* _SELECTED TEXT_
Respondent appealed to the department's referee and later to its appeals board from said ruling and determination. The said ruling and determination was affirmed on the appeal, except that it was held that respondent was not entitled to a ruling or determination as to the eligibility of the employee for benefits upon the ground that the employee had been granted a pregnancy leave of absence and that, therefore, no severance of the employer-employee relationship had occurred.
Thereafter respondent petitioned the superior court for a writ of mandate; and judgment was rendered vacating and setting aside said determinations, rulings and decisions insofar as they imposed charges against respondent's reserve account for unemployment compensation benefits allowed to said employee, [180 Cal. App. 2d 640] and directing that writ of mandate issue in accordance therewith.
The essential basis of the judgment, as shown by the lower court's findings of fact and conclusions of law and its memorandum of decision, was that the employee was bound by the provisions of the collective bargaining agreement; that she must be deemed by reason thereof to have left her most recent work voluntarily without good cause; and that, therefore, the charges against the employer's reserve account were illegal and void. The department and its appeals board have appealed to this court from said judgment.
 It is preliminarily necessary to consider appellants' general contention that an employee cannot be deemed to have "left his most recent work" and to be disqualified for unemployment compensation benefits, unless the employment relationship has been terminated; and that, since the employee herein was given a leave of absence, the employment relationship was not terminated.
The import of said contention is that, although an employee on leave of absence may not have performed services for which wages are payable and is therefore "unemployed" within the meaning of section 1252 of the Unemployment Insurance Code, such employee on leave must nonetheless be held to be simultaneously sufficiently "employed" within the meaning of sections 1256 and 1032 of said code so as not to be disqualified for unemployment compensation benefits and so as to deprive the employer of the right to a ruling as to the employee's eligibility for benefits.
We are in accord with the trial court's opinion as expressed in its decision that said contention is untenable. Said contention is predicated upon the unjustified assumption, based on a narrow and isolated construction of certain provisions of said sections 1256 and 1032, that an employee cannot be deemed to have "left [her] most recent work" or the employer's employ unless the employment relationship has been terminated; and, upon the unsound and unrealistic theory that an employee can be simultaneously sufficiently "unemployed" to make her eligible for benefits and still sufficiently "employed" to disentitle the employer to a ruling as to her eligibility for benefits.
Said section 1256 of the Unemployment Insurance Code provides in part, "An individual is disqualified for unemployment compensation benefits if the director finds that he [180 Cal. App. 2d 641] left his most recent work voluntarily without good cause ..." (Emphasis added.)
The wording of said section does not expressly nor impliedly lend any support to appellants' contention that the employment relationship has to be terminated before the employee can be held to have "left his most recent work." On the contrary, the use of such limited and particular wording connotes and implies that an employee may be disqualified for benefits, even though the employment relationship may not have been completely or technically terminated.

* _WHAT IS ASKED_
From the court opinion excerpt, answer each of the following on its own line:
1. Which court did the respondent petition for a writ of mandate?
2. Which section of the Unemployment Insurance Code is cited for the meaning of "unemployed"?
3. Who appealed to this court from the judgment?

* _LISTED RECORDS_
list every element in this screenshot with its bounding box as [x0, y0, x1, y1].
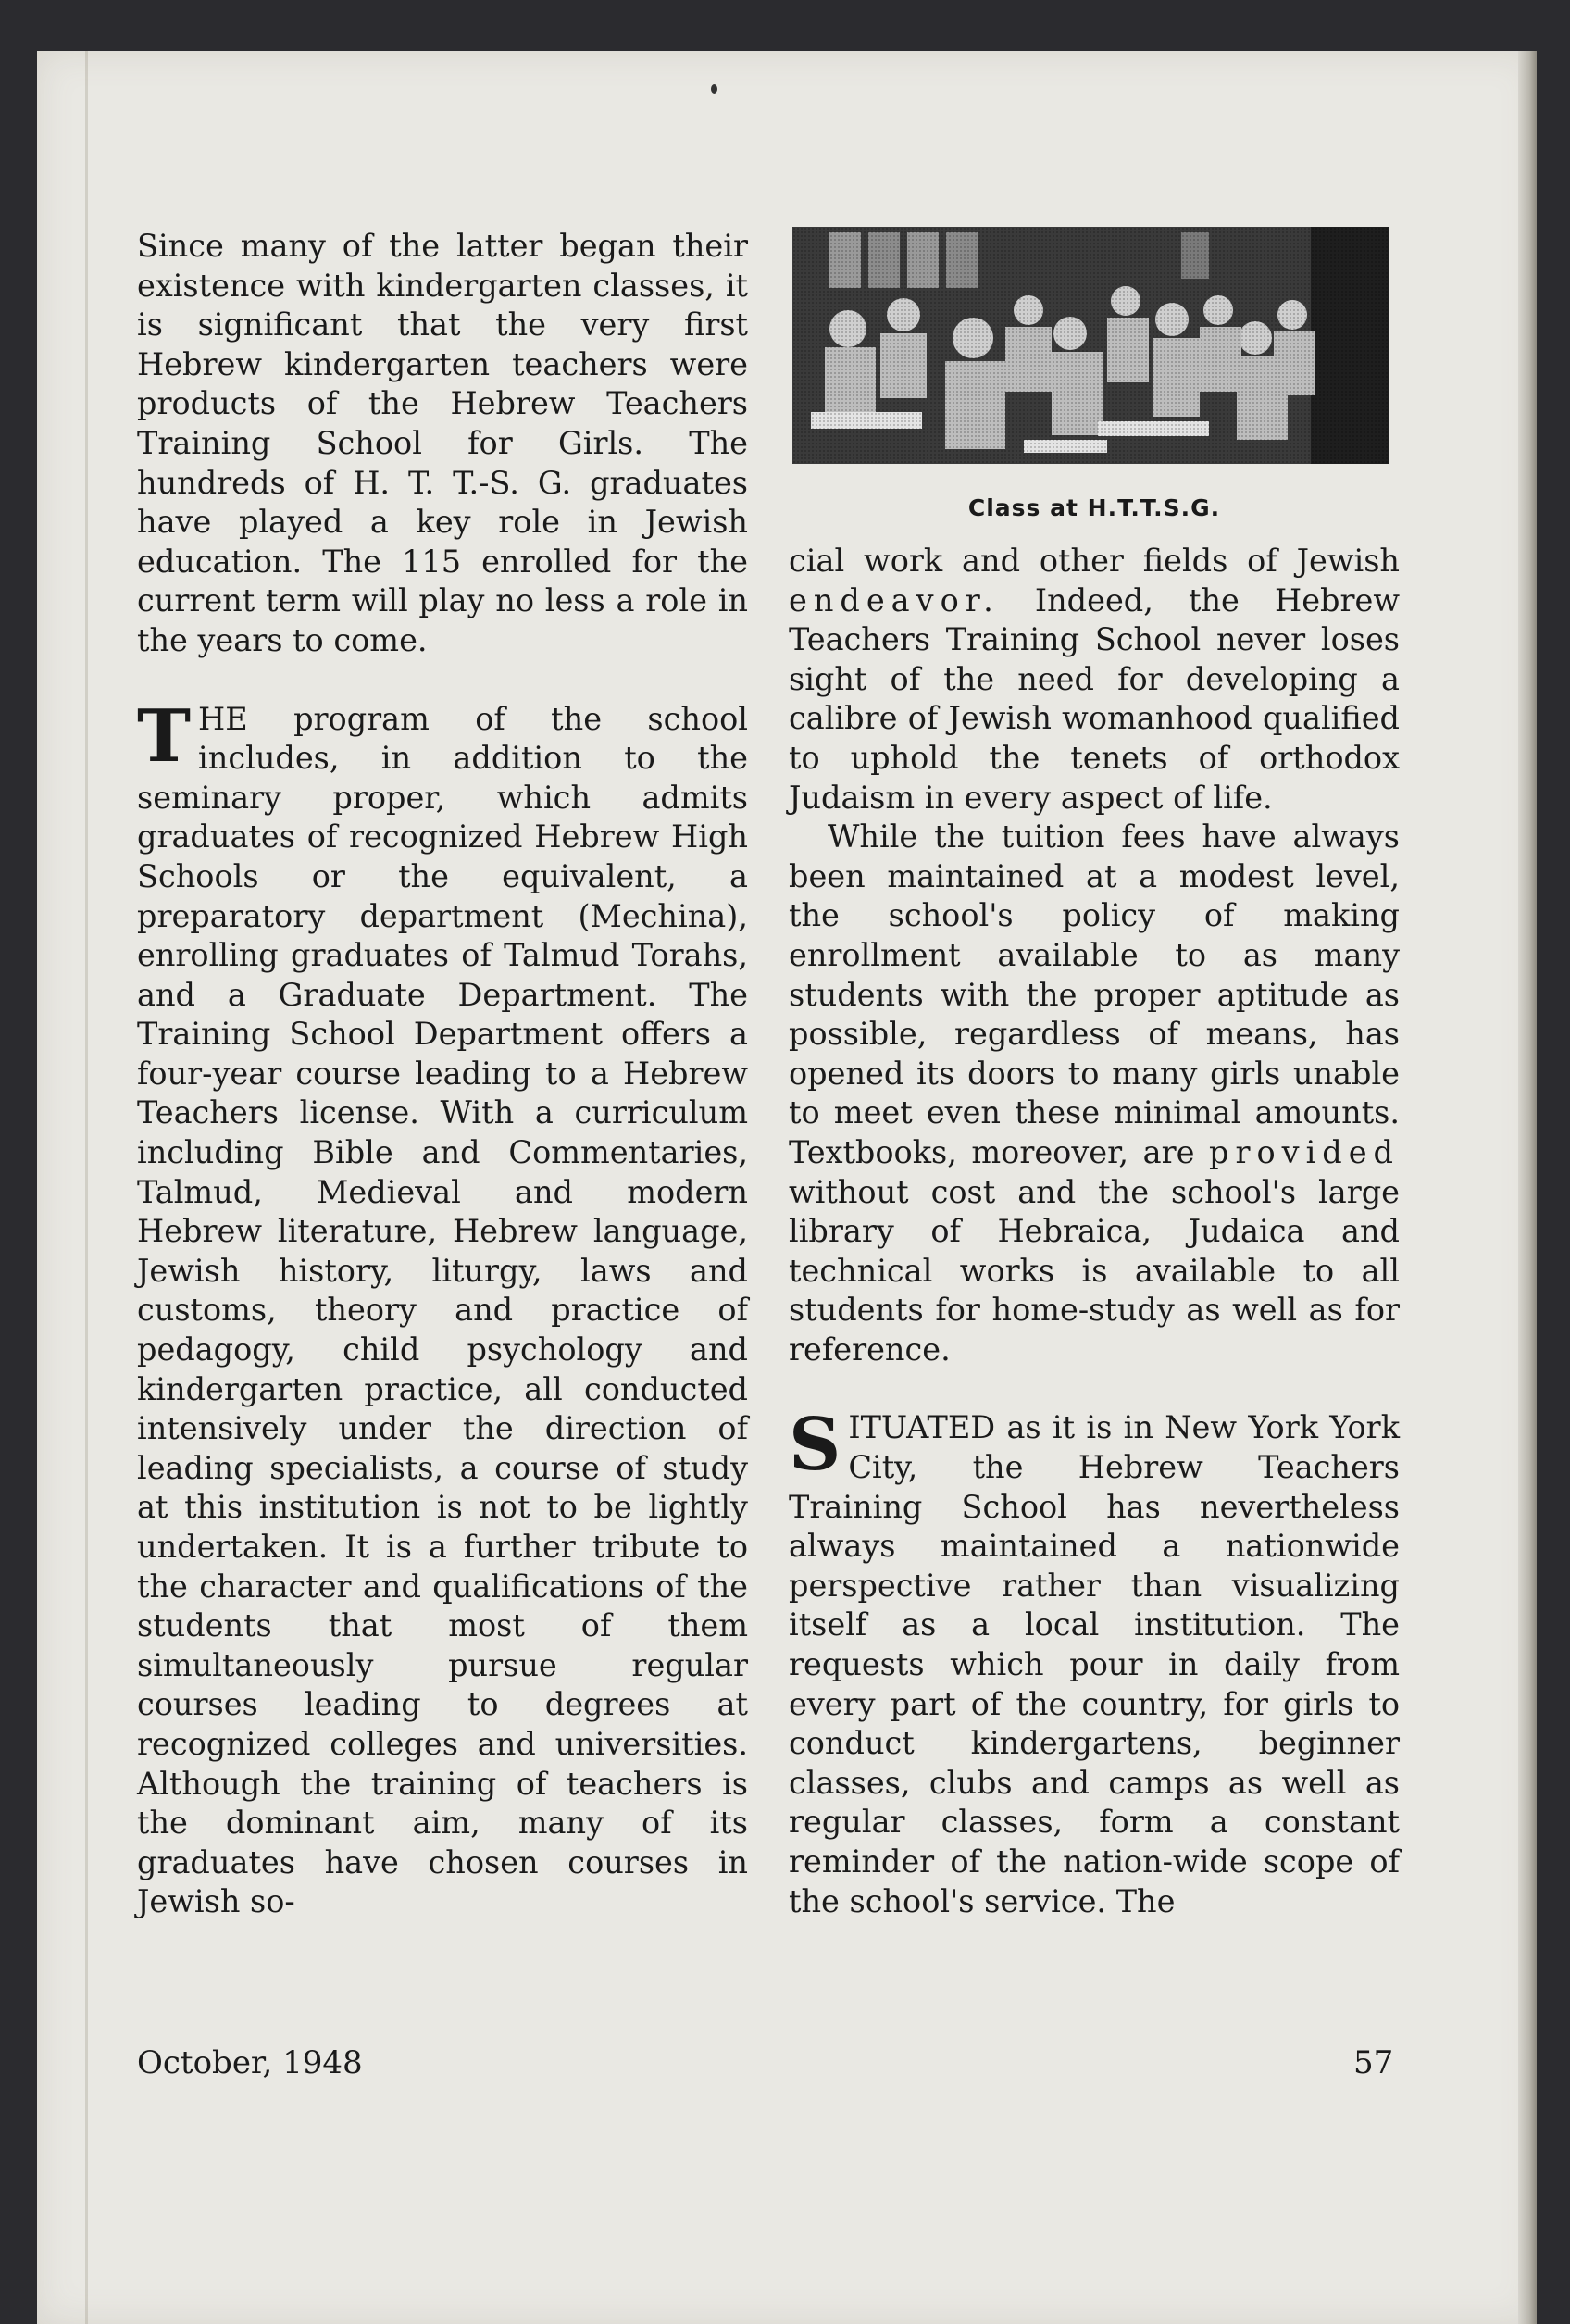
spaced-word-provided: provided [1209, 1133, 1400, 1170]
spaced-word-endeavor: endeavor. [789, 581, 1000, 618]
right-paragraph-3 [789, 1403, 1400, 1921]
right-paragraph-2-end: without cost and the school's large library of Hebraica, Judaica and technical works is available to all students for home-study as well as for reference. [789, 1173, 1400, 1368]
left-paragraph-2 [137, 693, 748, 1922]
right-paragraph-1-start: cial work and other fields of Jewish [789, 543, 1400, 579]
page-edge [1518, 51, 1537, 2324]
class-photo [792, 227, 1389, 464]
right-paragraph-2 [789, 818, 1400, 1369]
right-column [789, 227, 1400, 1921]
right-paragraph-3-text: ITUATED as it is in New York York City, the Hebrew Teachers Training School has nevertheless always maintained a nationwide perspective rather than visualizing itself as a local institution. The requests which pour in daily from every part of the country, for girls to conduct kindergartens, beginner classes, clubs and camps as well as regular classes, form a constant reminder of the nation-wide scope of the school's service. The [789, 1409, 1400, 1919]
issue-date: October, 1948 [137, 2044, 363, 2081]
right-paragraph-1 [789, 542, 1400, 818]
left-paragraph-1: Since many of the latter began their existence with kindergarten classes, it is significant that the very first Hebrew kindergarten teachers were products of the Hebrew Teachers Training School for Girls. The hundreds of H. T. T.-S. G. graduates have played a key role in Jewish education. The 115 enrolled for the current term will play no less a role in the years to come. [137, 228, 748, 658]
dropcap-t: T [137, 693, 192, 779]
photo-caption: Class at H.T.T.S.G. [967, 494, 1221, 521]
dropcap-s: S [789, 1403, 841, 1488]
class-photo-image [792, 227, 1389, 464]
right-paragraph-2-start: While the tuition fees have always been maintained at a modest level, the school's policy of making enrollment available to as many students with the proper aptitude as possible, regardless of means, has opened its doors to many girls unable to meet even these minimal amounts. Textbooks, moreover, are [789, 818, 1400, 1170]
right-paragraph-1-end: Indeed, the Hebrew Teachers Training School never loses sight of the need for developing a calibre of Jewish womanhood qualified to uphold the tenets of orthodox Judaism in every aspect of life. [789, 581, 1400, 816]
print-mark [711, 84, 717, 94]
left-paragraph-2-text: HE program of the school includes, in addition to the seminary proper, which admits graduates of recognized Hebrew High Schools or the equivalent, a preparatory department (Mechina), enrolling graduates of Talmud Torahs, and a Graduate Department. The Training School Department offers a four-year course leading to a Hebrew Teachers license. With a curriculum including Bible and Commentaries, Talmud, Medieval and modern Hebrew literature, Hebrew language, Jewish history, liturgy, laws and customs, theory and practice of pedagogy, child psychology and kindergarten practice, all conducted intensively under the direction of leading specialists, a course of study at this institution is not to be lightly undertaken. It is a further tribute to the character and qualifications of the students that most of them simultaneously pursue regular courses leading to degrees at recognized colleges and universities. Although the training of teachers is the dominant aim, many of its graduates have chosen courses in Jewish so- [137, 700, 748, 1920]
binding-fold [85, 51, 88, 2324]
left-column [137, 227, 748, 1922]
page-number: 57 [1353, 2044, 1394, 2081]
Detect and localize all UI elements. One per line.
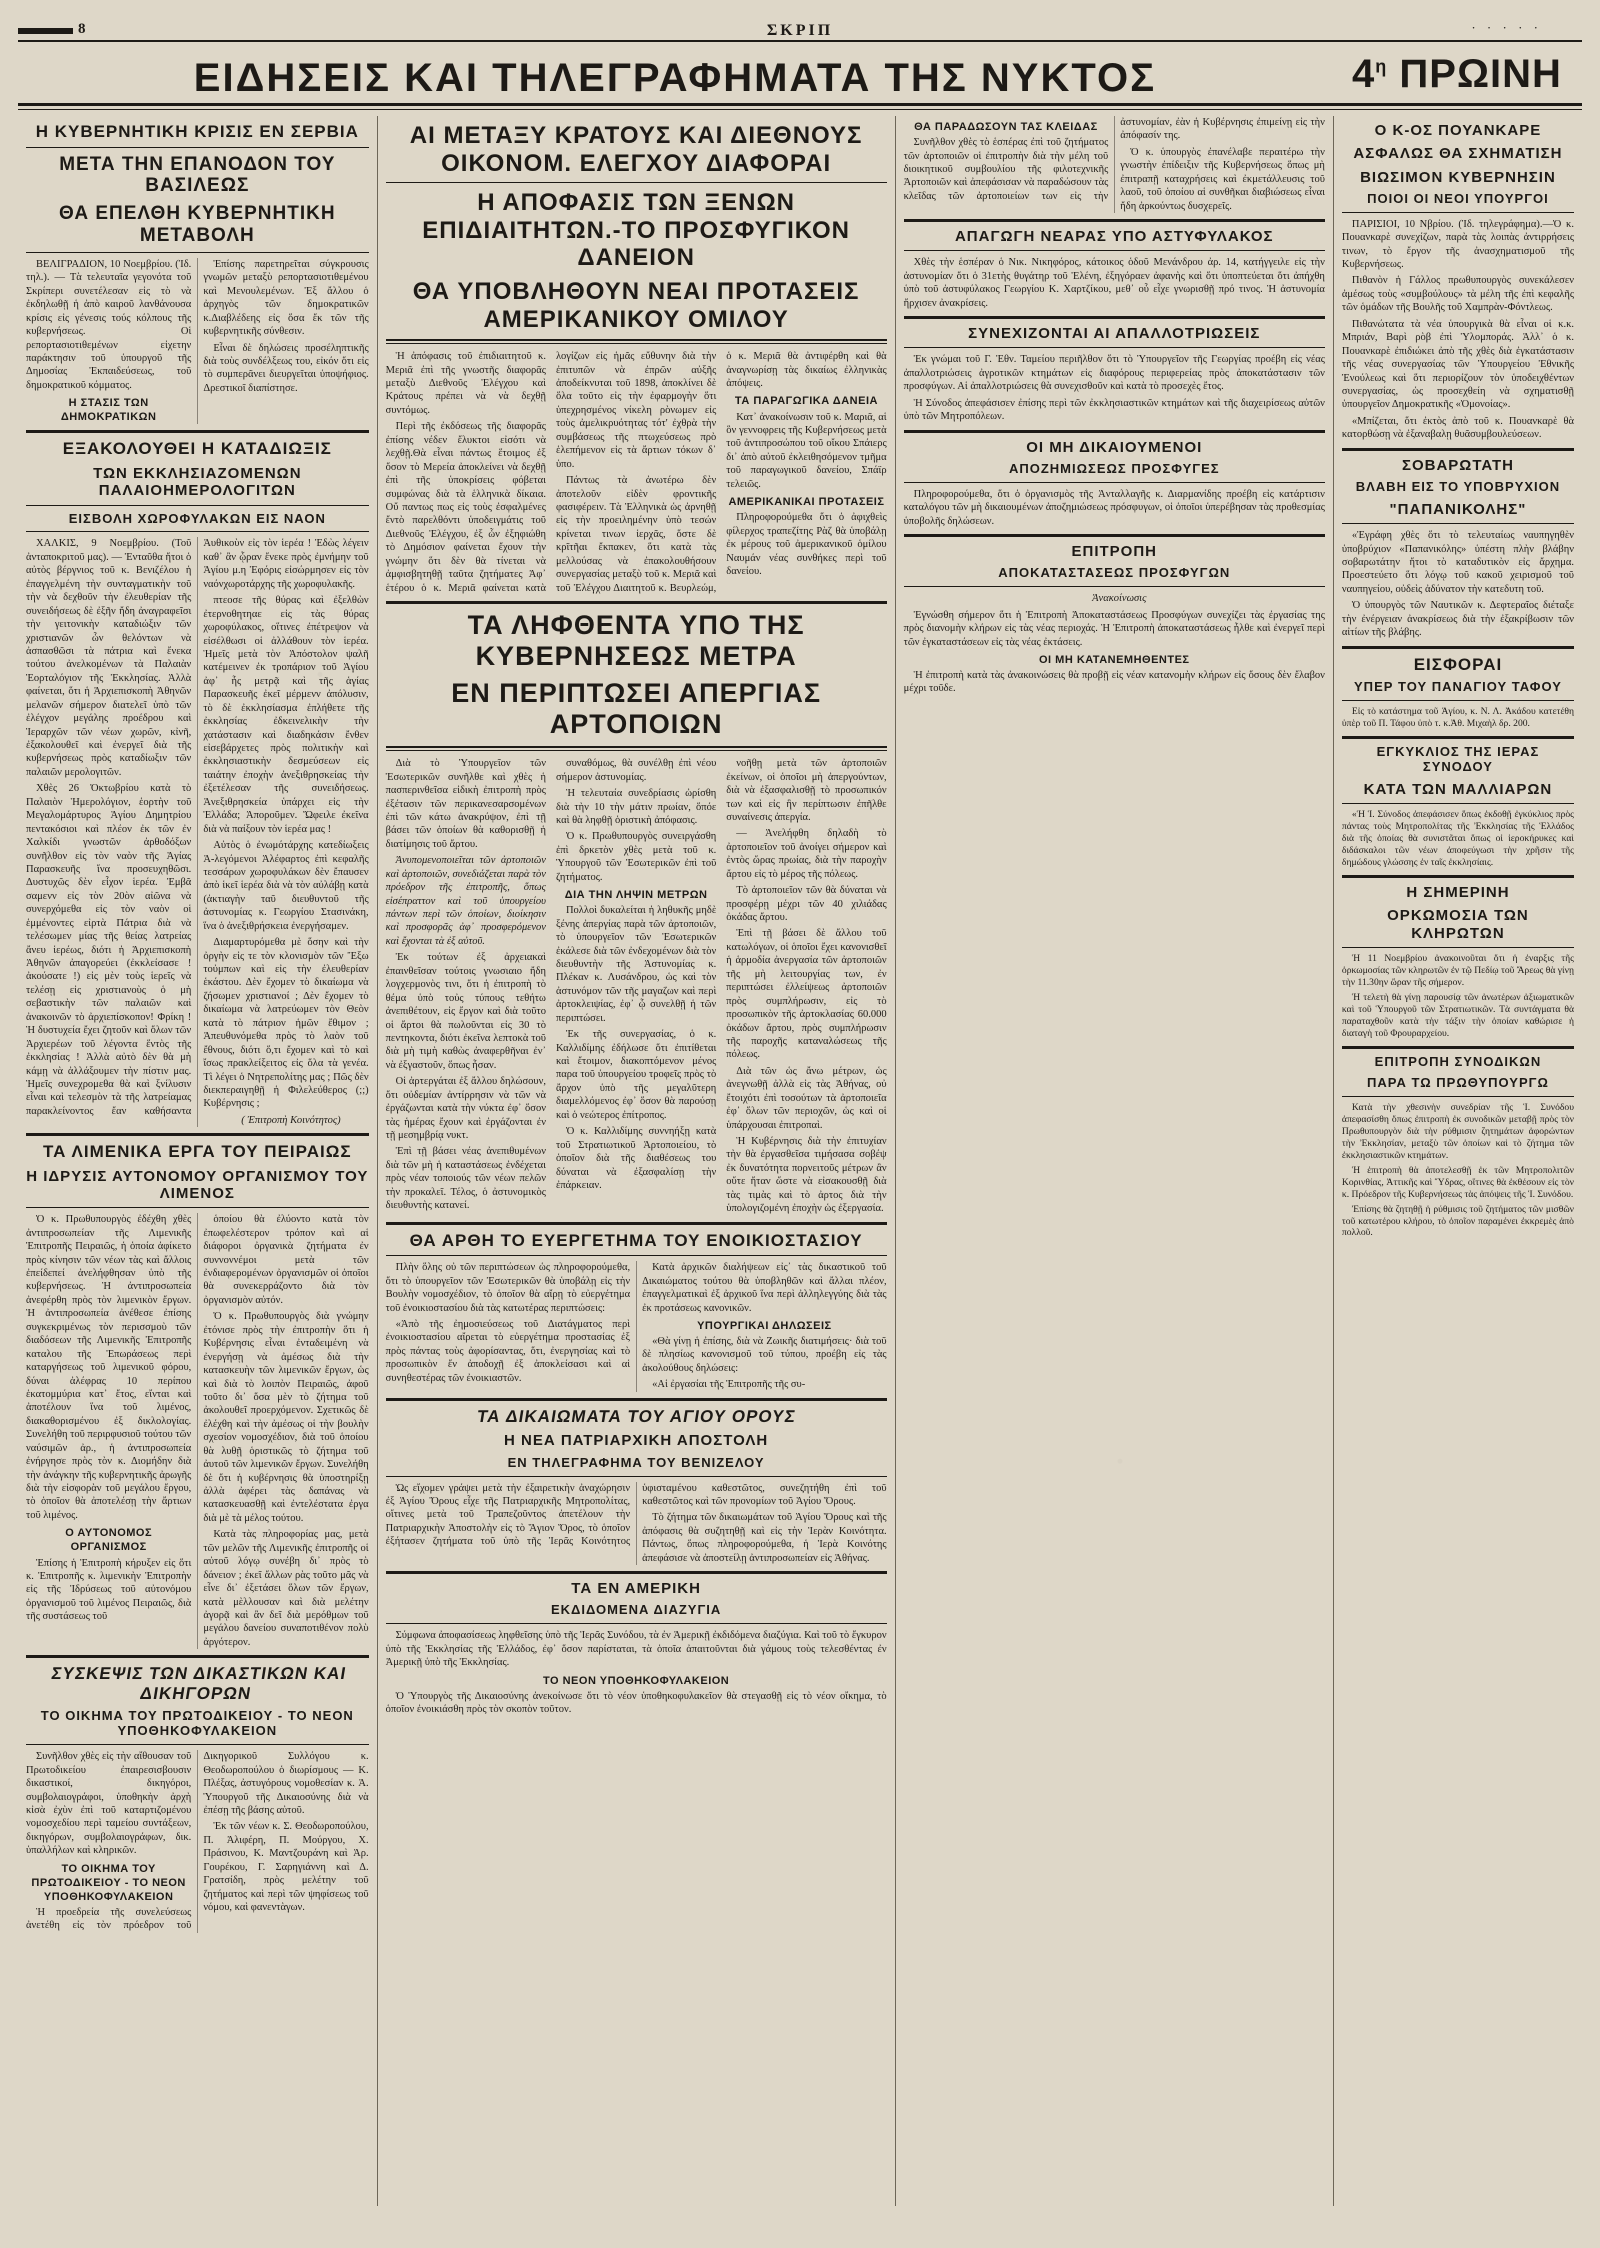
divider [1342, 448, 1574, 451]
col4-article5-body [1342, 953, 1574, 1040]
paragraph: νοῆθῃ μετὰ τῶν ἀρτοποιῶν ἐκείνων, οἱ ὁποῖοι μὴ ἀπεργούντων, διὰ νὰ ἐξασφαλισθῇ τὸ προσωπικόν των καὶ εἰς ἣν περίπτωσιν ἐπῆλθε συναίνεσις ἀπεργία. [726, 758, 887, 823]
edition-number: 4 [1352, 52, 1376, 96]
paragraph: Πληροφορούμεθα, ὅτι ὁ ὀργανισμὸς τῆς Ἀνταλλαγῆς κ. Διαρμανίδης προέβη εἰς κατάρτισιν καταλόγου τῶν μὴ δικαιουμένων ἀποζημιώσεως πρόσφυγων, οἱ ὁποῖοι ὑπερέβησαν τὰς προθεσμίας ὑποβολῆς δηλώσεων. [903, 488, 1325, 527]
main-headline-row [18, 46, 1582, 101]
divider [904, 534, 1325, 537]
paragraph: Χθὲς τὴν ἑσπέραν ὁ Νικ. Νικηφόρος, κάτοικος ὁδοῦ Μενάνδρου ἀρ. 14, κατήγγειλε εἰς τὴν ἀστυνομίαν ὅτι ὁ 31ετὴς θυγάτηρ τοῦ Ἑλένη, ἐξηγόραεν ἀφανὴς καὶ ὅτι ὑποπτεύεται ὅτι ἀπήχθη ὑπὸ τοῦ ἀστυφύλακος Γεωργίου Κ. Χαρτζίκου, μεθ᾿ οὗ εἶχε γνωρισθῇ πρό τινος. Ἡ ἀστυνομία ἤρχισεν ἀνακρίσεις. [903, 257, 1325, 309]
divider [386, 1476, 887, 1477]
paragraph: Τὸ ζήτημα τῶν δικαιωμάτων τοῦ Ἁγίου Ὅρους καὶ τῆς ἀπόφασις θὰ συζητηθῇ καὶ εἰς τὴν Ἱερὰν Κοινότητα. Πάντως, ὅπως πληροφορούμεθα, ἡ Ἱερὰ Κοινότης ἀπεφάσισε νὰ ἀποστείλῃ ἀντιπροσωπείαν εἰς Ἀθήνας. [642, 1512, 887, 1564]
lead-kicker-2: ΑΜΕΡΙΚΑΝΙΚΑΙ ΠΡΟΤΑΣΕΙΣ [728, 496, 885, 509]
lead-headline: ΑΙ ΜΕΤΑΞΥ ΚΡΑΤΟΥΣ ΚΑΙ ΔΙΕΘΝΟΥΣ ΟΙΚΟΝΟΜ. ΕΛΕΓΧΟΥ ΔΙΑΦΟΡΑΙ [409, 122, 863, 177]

* _ANSWER IN FULL_
1. The superior court.
2. Section 1252.
3. The department and its appeals board.